- THINGS TO DO
• A. Please translate this sentence from the blog text into Spanish: "I’m going to write these tales in chronological order, so then I can mentally delete them as I write them down."
• B. In the blog text, what things does the writer say she would need to start missing before she begins looking properly for a man? List every one.

Cock, please

October 15, 2009

Before I tell you about past adventures, I feel I need to get this off my chest:

I’m missing sex.  Oh so much.

There are points during the day when I can’t concentrate on what I’m reading because my mind wanders off, and recalls what it’s like to be kissed, caressed, licked, stripped, nibbled, teased, fucked…..see?  It’s happening again!

I really shouldn’t complain: if I hadn’t have broken up with William, I could still be having semi-regular sex.  If things with Bass Player had been more than a fling, I could also still be having sex.  But that isn’t really a good enough reason for wanting a man in my life now, is it?

When I start missing cuddles in bed, being told I look cute when I angry, being made cups of tea and breakfast, and having a man to hold my shopping bags on a Saturday, then maybe I’ll start looking properly.  When I feel like I can actually love someone again, then there will be no maybe about it.

Blood, sweat and tears

October 12, 2009

I’m going to write these tales in chronological order, so then I can mentally delete them as I write them down.  Makes sense to me!  So first up, we have the last time me and William ever had sex.  It wasn’t pleasant, at least towards the end of our early morning session.

He had come to visit me at uni, as I was still working to try and finish my MSc, whereas he had finished his degree and had moved back home.  In the morning I was frantically trying to get ready for uni, as I had a lot to do in the lab that day, and William was, typically, taking his time and occasionally getting in the way.  As we stood in the house, saying our goodbyes, something happened: a tingle up my spine as he held me, and a sudden urge to just drag him to bed and have him straight away.  The thought of driving to uni was pushed to the back of my mind as it was overpowered by the need to have him pressed against me.

- EXCERPTED RECORDS

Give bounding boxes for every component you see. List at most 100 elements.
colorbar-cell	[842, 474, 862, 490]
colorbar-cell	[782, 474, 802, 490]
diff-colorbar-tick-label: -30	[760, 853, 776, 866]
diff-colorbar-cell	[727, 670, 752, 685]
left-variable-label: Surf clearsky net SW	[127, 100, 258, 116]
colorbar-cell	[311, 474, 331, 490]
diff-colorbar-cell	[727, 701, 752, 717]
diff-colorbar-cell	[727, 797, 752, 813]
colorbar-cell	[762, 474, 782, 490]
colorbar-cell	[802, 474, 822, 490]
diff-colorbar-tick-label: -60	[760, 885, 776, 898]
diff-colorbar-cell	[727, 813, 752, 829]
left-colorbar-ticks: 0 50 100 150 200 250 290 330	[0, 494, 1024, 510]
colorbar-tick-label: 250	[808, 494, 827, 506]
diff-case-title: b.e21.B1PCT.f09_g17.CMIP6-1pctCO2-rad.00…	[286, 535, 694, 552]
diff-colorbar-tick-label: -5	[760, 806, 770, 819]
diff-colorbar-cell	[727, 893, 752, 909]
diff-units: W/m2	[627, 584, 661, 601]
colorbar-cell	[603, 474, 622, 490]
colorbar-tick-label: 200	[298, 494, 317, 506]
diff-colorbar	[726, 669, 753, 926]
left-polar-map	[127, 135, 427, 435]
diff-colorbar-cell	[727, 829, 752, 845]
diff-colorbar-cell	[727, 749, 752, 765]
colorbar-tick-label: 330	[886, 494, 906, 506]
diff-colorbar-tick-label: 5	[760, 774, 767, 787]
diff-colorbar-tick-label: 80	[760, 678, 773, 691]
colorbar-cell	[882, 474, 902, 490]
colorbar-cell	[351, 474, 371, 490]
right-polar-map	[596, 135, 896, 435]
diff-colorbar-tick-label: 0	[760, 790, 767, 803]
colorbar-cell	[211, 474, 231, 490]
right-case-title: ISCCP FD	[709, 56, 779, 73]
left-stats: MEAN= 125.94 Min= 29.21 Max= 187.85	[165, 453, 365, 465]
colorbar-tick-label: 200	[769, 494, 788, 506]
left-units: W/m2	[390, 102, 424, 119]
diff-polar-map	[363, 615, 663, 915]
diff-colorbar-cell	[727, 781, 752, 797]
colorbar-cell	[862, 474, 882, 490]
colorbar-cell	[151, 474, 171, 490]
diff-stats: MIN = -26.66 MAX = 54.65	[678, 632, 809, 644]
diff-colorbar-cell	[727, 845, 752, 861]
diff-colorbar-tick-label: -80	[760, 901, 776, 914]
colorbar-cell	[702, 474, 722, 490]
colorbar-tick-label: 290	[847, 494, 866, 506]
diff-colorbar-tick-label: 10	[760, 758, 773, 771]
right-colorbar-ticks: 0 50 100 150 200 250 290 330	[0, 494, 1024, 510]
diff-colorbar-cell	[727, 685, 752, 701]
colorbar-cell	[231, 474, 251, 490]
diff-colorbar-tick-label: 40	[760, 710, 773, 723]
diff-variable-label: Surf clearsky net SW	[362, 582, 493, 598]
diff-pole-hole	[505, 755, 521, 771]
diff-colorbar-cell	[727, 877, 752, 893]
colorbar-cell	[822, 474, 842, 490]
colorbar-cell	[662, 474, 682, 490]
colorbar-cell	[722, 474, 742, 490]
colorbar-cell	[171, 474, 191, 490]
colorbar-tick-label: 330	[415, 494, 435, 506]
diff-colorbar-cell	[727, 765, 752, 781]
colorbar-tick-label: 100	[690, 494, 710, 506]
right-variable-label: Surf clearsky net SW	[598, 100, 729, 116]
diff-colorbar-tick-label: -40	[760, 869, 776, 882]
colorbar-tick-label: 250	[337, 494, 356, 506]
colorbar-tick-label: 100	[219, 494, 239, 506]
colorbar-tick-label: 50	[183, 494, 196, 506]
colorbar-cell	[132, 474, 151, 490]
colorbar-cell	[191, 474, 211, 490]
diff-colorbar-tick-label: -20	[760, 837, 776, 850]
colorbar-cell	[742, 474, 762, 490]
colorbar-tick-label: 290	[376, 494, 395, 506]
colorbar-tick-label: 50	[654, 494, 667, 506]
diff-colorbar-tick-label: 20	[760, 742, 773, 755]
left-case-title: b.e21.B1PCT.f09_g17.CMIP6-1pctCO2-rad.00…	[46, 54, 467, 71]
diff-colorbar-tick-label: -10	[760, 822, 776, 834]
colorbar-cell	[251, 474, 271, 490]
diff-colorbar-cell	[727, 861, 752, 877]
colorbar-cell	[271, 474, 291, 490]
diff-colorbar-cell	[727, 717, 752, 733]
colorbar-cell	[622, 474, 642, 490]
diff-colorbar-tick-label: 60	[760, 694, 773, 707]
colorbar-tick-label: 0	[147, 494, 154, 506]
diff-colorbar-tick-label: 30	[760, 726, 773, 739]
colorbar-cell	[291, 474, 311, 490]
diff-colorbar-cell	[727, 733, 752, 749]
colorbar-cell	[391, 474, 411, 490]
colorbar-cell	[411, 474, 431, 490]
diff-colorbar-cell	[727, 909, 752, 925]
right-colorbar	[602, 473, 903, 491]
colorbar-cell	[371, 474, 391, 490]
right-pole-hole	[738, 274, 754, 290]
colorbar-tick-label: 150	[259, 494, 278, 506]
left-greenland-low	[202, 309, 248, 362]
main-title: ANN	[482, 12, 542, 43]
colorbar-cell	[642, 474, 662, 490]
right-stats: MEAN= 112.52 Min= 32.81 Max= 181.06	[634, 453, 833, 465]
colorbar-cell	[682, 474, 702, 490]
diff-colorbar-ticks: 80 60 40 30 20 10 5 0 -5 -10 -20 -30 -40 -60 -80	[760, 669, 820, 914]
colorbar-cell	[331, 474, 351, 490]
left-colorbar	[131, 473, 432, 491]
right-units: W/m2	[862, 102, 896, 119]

- RESPONSE LIST
• A. Voy a escribir estas historias en orden cronológico, para así poder borrarlas mentalmente a medida que las escribo.

• B.
- Cuddles in bed
- Being told she looks cute when she is angry
- Being made cups of tea and breakfast
- Having a man to hold her shopping bags on a Saturday